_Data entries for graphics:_

# # # # #

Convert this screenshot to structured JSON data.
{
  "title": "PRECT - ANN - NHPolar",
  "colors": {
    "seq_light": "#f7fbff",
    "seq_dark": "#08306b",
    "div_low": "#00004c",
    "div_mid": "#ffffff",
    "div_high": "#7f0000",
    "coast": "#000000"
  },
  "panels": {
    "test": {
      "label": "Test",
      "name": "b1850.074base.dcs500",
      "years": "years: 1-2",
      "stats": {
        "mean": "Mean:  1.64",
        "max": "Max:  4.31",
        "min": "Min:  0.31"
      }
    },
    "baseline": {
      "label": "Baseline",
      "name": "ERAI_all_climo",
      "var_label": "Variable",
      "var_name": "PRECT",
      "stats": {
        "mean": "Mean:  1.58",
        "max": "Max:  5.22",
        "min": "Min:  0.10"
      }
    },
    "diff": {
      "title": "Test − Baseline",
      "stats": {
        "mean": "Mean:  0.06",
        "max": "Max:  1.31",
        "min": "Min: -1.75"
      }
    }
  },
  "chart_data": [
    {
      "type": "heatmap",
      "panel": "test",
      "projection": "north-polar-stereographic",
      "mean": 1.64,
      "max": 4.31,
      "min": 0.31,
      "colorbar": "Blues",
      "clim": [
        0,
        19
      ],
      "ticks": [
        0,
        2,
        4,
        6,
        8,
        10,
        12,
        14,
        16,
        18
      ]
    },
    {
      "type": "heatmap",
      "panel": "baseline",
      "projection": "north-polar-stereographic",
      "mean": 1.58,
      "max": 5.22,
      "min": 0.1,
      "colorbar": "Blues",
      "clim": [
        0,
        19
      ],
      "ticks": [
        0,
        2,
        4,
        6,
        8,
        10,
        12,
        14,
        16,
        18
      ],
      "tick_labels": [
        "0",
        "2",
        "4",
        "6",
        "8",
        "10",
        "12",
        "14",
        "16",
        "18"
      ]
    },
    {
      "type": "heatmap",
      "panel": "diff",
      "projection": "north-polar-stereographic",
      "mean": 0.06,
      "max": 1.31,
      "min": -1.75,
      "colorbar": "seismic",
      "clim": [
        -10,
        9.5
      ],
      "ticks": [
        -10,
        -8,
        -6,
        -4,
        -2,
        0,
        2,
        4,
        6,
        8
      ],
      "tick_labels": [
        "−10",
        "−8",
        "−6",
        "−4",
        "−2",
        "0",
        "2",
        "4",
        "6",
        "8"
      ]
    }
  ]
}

# # # # #

_TASK INSTRUCTIONS:_
Repeat the data in its entirety, character for character.

_PROBLEM SOLUTION:_
Convert this screenshot to structured JSON data.
{
  "title": "PRECT - ANN - NHPolar",
  "colors": {
    "seq_light": "#f7fbff",
    "seq_dark": "#08306b",
    "div_low": "#00004c",
    "div_mid": "#ffffff",
    "div_high": "#7f0000",
    "coast": "#000000"
  },
  "panels": {
    "test": {
      "label": "Test",
      "name": "b1850.074base.dcs500",
      "years": "years: 1-2",
      "stats": {
        "mean": "Mean:  1.64",
        "max": "Max:  4.31",
        "min": "Min:  0.31"
      }
    },
    "baseline": {
      "label": "Baseline",
      "name": "ERAI_all_climo",
      "var_label": "Variable",
      "var_name": "PRECT",
      "stats": {
        "mean": "Mean:  1.58",
        "max": "Max:  5.22",
        "min": "Min:  0.10"
      }
    },
    "diff": {
      "title": "Test − Baseline",
      "stats": {
        "mean": "Mean:  0.06",
        "max": "Max:  1.31",
        "min": "Min: -1.75"
      }
    }
  },
  "chart_data": [
    {
      "type": "heatmap",
      "panel": "test",
      "projection": "north-polar-stereographic",
      "mean": 1.64,
      "max": 4.31,
      "min": 0.31,
      "colorbar": "Blues",
      "clim": [
        0,
        19
      ],
      "ticks": [
        0,
        2,
        4,
        6,
        8,
        10,
        12,
        14,
        16,
        18
      ]
    },
    {
      "type": "heatmap",
      "panel": "baseline",
      "projection": "north-polar-stereographic",
      "mean": 1.58,
      "max": 5.22,
      "min": 0.1,
      "colorbar": "Blues",
      "clim": [
        0,
        19
      ],
      "ticks": [
        0,
        2,
        4,
        6,
        8,
        10,
        12,
        14,
        16,
        18
      ],
      "tick_labels": [
        "0",
        "2",
        "4",
        "6",
        "8",
        "10",
        "12",
        "14",
        "16",
        "18"
      ]
    },
    {
      "type": "heatmap",
      "panel": "diff",
      "projection": "north-polar-stereographic",
      "mean": 0.06,
      "max": 1.31,
      "min": -1.75,
      "colorbar": "seismic",
      "clim": [
        -10,
        9.5
      ],
      "ticks": [
        -10,
        -8,
        -6,
        -4,
        -2,
        0,
        2,
        4,
        6,
        8
      ],
      "tick_labels": [
        "−10",
        "−8",
        "−6",
        "−4",
        "−2",
        "0",
        "2",
        "4",
        "6",
        "8"
      ]
    }
  ]
}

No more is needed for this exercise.